■ Problem requirements
Search the listing below for the string "Trapezoid" and copy every line where it occurs.

■ Records for this exercise
● ● ● ●

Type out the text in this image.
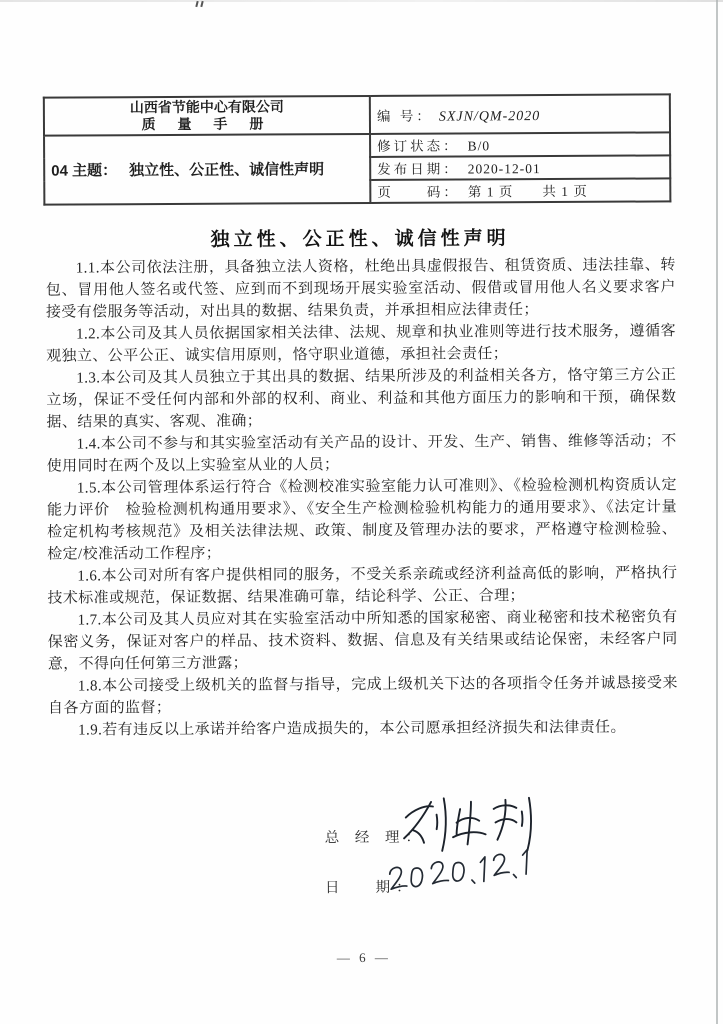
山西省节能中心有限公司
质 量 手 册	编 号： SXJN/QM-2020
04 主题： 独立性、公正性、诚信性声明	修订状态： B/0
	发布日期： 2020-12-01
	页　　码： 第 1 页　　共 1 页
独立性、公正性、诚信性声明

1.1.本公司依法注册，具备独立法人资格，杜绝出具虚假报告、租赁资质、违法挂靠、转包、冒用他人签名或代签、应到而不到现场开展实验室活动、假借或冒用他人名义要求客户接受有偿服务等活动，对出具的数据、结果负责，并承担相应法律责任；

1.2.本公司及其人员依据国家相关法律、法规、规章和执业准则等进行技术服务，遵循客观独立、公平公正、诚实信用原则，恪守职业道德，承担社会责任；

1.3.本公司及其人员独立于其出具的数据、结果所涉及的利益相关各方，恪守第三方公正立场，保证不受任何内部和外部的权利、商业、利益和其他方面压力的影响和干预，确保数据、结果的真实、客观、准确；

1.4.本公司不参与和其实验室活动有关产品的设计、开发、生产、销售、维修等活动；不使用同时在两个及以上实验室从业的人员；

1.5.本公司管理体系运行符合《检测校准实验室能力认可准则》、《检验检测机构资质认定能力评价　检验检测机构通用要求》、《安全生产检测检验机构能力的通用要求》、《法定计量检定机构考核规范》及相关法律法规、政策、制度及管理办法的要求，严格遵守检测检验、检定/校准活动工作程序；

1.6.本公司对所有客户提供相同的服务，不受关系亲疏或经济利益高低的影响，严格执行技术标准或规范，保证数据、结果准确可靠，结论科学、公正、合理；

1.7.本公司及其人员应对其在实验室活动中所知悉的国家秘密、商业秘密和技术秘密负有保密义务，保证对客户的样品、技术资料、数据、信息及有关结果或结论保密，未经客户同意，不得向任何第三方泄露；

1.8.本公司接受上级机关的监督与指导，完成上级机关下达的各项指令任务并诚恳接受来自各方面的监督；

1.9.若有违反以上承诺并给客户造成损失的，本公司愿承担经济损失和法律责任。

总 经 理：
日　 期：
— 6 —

● ● ● ●

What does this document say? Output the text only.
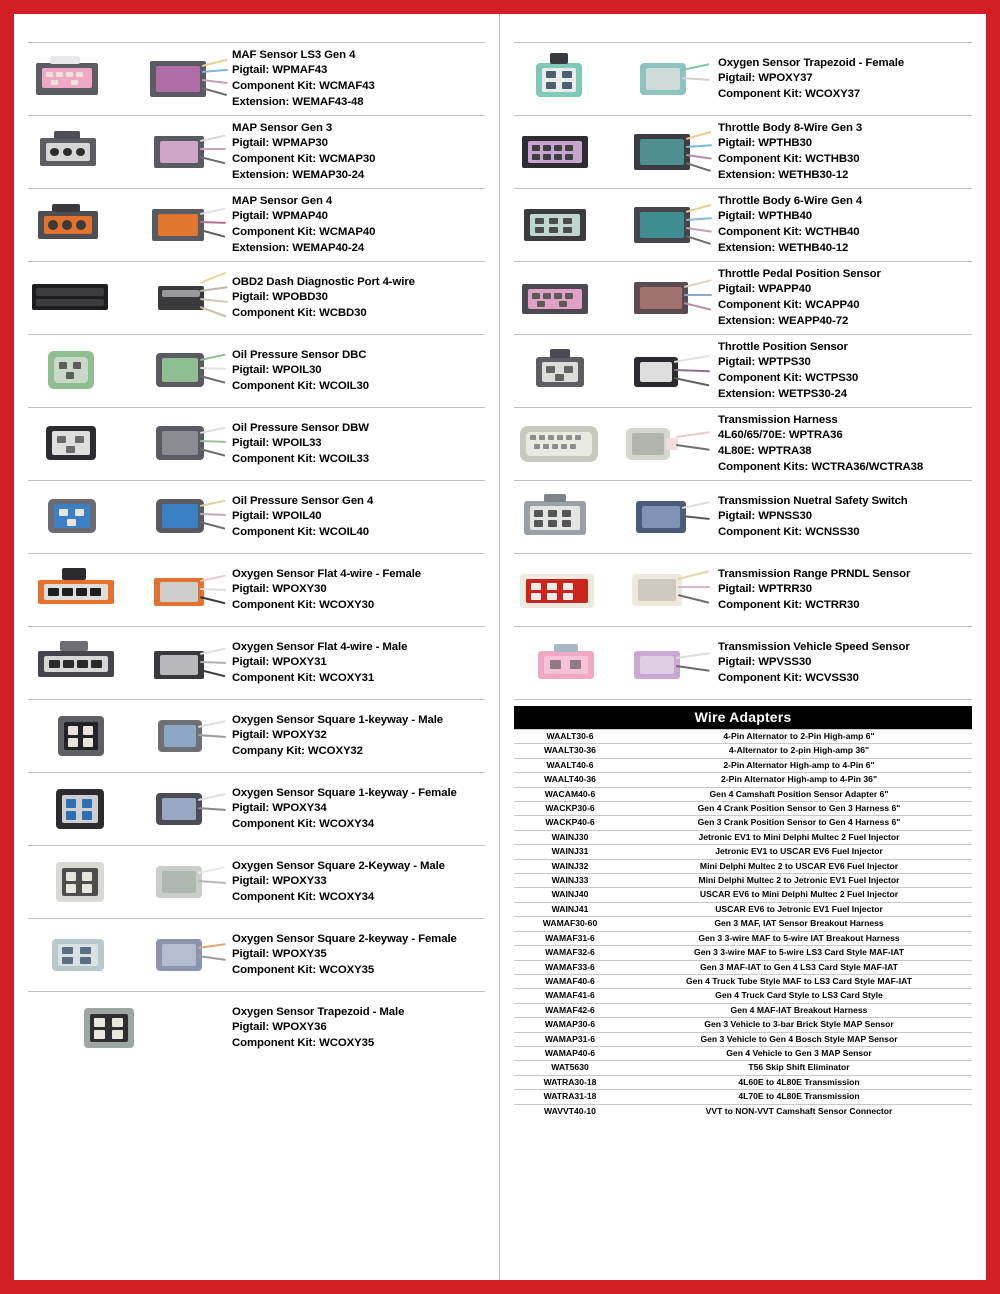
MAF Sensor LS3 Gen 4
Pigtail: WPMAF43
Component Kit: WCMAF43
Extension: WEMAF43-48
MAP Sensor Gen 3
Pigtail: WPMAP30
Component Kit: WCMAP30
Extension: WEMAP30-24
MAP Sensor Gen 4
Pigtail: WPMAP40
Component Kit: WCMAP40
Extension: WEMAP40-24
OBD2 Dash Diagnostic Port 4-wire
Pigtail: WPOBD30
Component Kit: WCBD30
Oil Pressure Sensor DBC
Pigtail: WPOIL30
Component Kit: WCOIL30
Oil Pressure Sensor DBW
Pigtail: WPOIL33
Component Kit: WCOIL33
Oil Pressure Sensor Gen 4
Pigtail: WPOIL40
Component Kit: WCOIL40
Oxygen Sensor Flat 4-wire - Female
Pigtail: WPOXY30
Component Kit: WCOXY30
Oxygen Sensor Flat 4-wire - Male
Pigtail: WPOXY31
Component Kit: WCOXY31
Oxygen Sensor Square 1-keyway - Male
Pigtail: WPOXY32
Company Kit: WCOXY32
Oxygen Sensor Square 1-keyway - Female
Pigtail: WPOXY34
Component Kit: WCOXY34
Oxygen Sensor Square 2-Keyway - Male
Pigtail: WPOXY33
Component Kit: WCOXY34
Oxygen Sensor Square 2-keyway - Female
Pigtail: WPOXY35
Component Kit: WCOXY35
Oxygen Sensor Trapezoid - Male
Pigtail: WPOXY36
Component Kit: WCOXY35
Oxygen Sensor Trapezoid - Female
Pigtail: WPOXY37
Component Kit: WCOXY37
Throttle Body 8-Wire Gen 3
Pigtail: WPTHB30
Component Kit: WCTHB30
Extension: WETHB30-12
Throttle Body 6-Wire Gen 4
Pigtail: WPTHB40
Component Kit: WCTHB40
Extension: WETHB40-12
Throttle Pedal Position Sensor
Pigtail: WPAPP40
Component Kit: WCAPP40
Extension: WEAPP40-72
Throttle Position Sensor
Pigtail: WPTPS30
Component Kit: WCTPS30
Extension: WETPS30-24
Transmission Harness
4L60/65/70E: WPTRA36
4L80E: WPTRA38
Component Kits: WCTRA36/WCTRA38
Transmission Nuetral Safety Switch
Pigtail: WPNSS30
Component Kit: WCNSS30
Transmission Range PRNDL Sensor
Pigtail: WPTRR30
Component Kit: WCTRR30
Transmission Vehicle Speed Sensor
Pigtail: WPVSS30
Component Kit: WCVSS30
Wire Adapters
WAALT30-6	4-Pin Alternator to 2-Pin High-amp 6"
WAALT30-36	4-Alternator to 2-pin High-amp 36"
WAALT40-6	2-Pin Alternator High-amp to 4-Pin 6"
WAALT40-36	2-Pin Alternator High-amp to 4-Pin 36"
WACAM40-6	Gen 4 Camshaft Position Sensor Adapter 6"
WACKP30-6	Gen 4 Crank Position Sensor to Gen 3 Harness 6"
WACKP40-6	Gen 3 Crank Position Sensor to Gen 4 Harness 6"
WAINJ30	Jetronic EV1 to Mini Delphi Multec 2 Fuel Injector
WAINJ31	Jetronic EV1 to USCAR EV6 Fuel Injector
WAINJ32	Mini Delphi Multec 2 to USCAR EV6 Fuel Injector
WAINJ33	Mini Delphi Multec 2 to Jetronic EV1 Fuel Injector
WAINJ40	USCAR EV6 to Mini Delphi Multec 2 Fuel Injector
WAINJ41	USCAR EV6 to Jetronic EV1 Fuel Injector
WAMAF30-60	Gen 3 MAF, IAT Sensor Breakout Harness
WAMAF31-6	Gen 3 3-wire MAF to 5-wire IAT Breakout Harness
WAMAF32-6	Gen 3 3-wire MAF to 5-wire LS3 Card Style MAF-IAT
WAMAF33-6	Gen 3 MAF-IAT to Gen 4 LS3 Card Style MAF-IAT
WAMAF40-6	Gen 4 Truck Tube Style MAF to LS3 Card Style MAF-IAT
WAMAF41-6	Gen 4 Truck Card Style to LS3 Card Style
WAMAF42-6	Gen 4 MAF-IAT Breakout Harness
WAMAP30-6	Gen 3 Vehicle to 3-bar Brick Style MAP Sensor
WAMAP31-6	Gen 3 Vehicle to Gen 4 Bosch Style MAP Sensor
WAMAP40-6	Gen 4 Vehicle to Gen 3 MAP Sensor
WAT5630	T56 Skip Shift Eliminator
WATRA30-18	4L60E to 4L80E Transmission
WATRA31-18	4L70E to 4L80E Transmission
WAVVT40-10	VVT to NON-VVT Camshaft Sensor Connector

● ● ● ●

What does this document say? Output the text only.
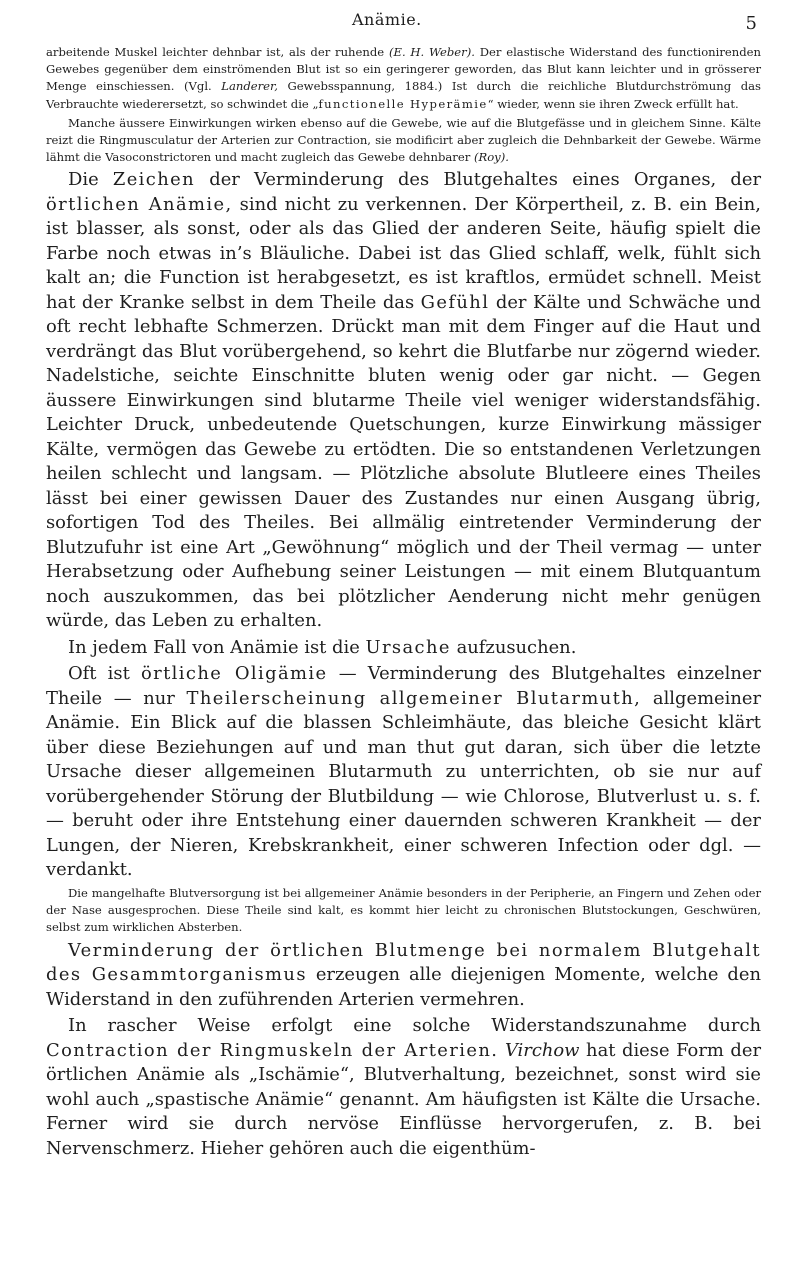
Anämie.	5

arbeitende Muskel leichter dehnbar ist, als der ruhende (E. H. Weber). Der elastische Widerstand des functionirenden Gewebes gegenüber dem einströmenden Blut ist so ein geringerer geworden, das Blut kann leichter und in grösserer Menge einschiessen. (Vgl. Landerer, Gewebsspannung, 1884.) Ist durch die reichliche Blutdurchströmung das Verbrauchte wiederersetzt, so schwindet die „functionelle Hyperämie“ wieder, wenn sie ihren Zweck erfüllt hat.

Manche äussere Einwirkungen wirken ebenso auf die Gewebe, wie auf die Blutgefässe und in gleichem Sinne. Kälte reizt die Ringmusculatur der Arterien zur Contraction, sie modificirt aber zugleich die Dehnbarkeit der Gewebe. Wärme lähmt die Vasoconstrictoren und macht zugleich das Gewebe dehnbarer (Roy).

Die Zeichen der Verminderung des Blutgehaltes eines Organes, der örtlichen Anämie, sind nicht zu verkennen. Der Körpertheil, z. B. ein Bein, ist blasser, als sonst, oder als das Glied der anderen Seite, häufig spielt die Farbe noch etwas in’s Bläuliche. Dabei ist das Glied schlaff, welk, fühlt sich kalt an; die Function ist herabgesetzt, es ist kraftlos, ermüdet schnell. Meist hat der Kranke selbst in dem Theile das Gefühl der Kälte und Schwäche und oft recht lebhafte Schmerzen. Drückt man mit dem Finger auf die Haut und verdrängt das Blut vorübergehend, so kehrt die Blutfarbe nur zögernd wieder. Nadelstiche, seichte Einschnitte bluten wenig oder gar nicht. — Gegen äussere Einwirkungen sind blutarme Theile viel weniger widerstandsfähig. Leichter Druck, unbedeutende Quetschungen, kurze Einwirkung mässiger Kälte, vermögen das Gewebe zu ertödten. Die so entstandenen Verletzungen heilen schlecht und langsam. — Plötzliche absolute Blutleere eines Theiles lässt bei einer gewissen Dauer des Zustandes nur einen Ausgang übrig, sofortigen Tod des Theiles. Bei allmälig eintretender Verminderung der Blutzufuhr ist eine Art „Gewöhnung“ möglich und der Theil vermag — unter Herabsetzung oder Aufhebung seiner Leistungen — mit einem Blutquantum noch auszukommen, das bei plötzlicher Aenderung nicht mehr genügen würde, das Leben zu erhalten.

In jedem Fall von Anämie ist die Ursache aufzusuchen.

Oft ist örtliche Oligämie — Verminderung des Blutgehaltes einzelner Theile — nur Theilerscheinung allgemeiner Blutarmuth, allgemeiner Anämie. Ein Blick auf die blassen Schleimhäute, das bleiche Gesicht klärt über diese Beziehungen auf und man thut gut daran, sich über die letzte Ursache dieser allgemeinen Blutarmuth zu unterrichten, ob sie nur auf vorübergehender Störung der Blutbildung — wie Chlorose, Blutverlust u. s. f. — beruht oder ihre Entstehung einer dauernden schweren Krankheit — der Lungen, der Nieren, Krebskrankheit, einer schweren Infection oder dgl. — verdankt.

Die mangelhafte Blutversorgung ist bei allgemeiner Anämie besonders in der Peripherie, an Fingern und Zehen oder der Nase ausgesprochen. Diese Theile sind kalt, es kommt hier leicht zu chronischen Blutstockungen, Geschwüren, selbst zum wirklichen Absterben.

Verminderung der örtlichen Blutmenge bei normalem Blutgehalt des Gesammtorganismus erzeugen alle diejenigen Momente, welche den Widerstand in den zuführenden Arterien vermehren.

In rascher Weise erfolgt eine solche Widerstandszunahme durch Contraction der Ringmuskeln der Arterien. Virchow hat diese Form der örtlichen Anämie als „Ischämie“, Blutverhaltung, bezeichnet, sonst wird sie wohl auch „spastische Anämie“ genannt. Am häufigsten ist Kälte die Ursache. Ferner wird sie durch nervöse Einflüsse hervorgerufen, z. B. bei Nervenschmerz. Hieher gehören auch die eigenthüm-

● ● ● ●

■ Solution for this task
Oxygen Sensor Trapezoid - Male
Oxygen Sensor Trapezoid - Female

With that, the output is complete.